WHAT TO DO: Rewrite the stretch from the line containing "Patent image size: (1058, 907)." through the line containing "The inlet 20 is at (137, 194)." as a Markdown table with the columns Row and Line, giving each line a row number and skipping blank lines. Include only those lines.

Items listed in a dataset
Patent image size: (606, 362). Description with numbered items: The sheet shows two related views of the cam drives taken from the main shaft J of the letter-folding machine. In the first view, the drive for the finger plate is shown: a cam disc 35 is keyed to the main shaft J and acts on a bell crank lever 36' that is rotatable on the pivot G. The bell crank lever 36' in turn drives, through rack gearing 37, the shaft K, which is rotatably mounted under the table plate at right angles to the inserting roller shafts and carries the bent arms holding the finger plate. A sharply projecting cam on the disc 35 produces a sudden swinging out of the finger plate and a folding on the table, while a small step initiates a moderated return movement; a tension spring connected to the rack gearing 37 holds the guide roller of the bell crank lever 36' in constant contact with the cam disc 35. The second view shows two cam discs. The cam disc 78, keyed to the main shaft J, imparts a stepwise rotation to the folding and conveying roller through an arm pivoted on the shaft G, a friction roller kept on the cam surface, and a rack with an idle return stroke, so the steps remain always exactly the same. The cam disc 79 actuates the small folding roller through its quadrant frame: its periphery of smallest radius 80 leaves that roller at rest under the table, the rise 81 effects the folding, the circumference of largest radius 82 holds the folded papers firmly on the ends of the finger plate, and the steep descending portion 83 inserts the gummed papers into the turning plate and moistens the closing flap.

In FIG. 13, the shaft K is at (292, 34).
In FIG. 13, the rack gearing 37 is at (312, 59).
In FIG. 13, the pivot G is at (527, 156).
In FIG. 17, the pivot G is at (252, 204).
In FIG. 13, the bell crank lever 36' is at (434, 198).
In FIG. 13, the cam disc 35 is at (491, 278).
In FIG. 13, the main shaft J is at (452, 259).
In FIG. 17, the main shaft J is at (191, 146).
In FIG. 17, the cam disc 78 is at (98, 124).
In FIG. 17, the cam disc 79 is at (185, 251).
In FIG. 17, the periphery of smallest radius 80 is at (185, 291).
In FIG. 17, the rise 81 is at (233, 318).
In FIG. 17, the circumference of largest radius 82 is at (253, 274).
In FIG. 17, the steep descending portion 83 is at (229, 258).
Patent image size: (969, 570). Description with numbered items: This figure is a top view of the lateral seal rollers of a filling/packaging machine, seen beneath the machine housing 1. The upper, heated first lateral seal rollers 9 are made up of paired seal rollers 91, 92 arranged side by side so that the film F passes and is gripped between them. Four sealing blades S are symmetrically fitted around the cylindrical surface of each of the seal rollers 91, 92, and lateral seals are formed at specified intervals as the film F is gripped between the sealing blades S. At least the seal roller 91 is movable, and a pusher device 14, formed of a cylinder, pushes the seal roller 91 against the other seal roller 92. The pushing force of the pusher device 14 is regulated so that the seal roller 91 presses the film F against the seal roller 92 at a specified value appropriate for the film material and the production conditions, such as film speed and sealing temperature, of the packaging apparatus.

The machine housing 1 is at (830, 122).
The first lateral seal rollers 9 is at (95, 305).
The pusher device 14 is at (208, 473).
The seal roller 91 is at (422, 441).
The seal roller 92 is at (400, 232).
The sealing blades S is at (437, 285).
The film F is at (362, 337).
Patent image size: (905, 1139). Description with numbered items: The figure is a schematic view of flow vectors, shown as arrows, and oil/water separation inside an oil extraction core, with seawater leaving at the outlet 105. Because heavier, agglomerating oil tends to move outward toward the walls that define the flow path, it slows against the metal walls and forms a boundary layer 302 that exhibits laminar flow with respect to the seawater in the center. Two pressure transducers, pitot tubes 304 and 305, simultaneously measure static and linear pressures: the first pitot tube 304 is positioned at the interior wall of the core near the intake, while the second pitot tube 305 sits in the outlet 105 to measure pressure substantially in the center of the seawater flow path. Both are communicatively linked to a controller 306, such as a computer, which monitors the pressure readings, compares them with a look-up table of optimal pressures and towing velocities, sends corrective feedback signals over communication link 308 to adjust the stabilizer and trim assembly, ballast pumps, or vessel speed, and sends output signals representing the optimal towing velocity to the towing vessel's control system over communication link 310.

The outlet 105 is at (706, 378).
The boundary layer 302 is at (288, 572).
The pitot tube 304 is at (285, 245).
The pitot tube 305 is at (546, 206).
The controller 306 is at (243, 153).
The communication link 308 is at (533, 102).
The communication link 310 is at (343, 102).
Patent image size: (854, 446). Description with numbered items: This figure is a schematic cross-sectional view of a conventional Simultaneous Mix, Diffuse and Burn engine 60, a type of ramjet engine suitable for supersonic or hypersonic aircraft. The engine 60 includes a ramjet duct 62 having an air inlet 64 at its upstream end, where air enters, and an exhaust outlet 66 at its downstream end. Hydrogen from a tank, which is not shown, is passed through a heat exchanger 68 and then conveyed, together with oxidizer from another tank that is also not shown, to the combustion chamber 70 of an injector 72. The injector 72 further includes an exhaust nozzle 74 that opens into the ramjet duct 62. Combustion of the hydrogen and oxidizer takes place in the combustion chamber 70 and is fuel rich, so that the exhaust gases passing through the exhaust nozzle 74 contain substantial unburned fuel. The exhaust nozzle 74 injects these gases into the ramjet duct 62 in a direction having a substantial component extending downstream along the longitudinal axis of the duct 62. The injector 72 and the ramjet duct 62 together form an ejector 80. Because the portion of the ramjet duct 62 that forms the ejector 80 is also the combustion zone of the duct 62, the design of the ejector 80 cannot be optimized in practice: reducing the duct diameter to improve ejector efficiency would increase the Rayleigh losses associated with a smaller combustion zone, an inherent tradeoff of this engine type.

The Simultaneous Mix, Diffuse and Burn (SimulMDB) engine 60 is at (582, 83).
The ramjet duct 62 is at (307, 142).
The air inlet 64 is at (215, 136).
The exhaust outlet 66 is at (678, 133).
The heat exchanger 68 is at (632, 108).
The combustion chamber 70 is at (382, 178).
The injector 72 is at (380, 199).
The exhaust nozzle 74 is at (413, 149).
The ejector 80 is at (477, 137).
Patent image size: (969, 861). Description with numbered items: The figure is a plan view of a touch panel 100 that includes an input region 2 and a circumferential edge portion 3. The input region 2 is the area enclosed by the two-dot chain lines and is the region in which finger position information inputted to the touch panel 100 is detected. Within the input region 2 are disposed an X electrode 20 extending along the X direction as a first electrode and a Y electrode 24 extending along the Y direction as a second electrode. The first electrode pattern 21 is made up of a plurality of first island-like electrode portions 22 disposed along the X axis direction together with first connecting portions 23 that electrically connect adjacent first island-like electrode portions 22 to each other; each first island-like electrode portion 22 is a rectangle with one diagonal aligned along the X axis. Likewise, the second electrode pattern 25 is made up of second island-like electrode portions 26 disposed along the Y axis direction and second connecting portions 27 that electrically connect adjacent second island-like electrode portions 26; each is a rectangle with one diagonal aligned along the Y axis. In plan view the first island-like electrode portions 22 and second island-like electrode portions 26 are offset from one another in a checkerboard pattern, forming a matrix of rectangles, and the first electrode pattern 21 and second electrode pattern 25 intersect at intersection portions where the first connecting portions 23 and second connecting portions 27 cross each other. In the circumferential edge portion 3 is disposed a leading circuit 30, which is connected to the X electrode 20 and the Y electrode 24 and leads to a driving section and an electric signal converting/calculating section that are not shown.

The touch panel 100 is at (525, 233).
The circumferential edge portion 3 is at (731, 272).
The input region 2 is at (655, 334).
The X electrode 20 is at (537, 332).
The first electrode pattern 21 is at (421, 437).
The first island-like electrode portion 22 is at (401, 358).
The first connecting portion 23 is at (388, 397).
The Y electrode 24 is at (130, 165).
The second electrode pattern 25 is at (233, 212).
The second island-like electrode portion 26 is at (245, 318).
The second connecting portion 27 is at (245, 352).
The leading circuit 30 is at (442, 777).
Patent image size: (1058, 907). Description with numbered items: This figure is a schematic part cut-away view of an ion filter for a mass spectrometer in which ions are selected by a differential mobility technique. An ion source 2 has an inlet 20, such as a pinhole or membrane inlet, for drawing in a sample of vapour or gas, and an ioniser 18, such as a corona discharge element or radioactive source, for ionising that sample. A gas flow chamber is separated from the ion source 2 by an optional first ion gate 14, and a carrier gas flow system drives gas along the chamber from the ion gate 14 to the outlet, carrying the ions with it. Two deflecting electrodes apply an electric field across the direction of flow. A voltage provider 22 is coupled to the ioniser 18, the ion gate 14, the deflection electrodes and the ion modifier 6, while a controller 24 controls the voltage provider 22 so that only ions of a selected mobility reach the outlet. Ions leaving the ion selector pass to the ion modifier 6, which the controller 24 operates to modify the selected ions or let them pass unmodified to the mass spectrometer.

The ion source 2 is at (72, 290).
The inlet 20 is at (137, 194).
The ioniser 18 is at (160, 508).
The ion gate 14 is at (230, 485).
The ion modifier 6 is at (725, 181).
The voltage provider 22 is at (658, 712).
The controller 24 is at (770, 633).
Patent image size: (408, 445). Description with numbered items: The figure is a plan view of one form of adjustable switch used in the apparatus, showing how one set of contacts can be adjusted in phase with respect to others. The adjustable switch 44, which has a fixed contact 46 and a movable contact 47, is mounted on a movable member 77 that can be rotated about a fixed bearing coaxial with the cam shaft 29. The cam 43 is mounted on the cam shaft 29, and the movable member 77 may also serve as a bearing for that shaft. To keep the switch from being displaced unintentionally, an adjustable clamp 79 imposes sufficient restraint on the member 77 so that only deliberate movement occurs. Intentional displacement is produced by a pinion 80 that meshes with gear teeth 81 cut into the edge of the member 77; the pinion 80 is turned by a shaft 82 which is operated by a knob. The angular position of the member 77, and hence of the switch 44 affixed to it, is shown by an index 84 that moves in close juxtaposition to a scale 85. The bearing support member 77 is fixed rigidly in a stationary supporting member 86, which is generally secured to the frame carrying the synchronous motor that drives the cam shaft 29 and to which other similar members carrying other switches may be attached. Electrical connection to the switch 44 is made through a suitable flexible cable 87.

SOLUTION BELOW:
| Row | Line |
|---|---|
| 1 | Patent image size: (1058, 907). Description with numbered items: This figure is a schematic part cut-away view of an ion filter for a mass spectrometer in which ions are selected by a differential mobility technique. An ion source 2 has an inlet 20, such as a pinhole or membrane inlet, for drawing in a sample of vapour or gas, and an ioniser 18, such as a corona discharge element or radioactive source, for ionising that sample. A gas flow chamber is separated from the ion source 2 by an optional first ion gate 14, and a carrier gas flow system drives gas along the chamber from the ion gate 14 to the outlet, carrying the ions with it. Two deflecting electrodes apply an electric field across the direction of flow. A voltage provider 22 is coupled to the ioniser 18, the ion gate 14, the deflection electrodes and the ion modifier 6, while a controller 24 controls the voltage provider 22 so that only ions of a selected mobility reach the outlet. Ions leaving the ion selector pass to the ion modifier 6, which the controller 24 operates to modify the selected ions or let them pass unmodified to the mass spectrometer. |
| 2 | The ion source 2 is at (72, 290). |
| 3 | The inlet 20 is at (137, 194). |